**TASK BRIEF:** Find the lines with "Graphene" in them and copy them out.

(Data records)
<<<<
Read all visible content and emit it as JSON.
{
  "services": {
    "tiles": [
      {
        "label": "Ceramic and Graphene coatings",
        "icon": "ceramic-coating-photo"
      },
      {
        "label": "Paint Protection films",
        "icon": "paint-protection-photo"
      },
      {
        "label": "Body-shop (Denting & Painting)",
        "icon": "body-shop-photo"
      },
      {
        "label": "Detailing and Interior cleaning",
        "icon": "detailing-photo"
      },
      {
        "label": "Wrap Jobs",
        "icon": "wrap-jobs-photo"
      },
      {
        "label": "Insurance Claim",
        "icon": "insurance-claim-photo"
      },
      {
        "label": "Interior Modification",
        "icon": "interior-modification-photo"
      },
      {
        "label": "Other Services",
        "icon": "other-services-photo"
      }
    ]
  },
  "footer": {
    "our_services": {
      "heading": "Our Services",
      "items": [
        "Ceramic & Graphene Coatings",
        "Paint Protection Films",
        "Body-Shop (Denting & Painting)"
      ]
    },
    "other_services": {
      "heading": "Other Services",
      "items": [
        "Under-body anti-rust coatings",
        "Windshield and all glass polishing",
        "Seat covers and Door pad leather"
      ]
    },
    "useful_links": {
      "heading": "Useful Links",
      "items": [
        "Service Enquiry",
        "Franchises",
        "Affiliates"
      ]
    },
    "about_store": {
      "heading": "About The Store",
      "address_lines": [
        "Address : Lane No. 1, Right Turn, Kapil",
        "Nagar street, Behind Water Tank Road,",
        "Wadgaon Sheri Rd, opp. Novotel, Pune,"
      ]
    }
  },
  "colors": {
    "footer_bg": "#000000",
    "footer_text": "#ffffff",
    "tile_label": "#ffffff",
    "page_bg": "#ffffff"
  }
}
>>>>
**IN RESPONSE:**
        "label": "Ceramic and Graphene coatings",
        "Ceramic & Graphene Coatings",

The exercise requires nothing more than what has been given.